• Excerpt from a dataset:
···

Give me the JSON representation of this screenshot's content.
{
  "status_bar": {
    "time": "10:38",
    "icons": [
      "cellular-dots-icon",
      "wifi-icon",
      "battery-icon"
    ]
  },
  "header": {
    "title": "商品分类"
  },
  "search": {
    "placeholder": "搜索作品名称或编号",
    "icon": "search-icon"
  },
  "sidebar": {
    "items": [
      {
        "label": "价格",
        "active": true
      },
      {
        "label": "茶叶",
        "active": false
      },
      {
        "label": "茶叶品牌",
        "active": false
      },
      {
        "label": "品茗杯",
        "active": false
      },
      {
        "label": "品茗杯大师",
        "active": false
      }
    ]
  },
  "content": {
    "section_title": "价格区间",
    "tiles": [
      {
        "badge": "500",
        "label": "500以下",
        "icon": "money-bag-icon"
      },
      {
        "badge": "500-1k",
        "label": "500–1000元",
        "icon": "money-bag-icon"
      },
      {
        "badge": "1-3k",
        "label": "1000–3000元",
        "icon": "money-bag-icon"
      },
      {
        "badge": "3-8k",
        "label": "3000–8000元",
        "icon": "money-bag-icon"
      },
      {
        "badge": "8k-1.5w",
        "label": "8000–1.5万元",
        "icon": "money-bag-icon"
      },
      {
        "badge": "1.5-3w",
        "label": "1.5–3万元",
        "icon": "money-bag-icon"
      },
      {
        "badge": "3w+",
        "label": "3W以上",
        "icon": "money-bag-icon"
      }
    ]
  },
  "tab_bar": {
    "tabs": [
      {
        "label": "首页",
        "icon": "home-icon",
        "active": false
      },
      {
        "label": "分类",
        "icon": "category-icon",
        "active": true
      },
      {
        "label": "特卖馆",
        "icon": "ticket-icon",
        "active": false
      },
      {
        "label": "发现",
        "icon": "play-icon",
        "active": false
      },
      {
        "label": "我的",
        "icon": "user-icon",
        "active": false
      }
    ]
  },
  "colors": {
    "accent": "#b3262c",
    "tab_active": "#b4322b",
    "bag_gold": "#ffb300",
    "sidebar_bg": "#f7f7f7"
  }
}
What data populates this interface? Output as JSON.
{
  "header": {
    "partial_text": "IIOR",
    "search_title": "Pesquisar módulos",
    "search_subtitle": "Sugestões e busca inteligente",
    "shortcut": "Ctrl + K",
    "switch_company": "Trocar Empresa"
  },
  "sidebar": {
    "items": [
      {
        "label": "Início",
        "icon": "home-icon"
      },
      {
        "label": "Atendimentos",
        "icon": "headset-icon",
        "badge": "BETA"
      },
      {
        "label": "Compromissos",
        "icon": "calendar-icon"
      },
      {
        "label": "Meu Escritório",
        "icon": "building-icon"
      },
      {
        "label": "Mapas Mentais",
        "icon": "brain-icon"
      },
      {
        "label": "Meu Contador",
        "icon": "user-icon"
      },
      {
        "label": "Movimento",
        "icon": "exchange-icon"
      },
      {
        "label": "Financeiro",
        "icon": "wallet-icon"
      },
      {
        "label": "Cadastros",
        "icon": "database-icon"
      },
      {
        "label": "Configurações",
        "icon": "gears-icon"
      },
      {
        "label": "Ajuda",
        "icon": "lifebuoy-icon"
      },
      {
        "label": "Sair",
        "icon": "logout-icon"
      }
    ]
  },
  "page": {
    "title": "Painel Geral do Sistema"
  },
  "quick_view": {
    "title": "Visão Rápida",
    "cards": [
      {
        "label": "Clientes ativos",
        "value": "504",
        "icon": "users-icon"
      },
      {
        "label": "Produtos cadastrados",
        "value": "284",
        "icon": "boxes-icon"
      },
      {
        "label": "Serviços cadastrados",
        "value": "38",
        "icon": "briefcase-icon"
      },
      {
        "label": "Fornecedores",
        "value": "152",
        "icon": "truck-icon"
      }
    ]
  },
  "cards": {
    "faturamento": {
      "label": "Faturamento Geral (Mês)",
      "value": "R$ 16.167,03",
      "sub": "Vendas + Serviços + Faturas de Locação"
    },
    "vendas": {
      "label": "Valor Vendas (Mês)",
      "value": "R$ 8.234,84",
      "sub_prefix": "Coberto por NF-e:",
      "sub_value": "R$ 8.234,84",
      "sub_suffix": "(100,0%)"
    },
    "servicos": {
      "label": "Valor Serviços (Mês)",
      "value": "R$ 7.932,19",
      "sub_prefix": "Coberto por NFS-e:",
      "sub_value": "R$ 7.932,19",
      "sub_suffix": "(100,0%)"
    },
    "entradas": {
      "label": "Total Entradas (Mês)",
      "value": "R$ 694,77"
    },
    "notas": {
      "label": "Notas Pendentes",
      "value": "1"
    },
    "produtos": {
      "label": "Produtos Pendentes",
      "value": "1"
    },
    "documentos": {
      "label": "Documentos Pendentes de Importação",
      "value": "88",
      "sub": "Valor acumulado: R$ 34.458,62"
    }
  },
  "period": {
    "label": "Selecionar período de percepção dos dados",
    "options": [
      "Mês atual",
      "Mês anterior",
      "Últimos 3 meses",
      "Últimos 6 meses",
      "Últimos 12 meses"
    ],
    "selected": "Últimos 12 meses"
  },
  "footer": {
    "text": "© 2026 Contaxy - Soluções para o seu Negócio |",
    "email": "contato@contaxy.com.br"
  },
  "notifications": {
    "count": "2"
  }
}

···

• REQUEST: State the count of lines in the data holding the word "Valor", adding nothing to it.

• WRITTEN SOLUTION: 3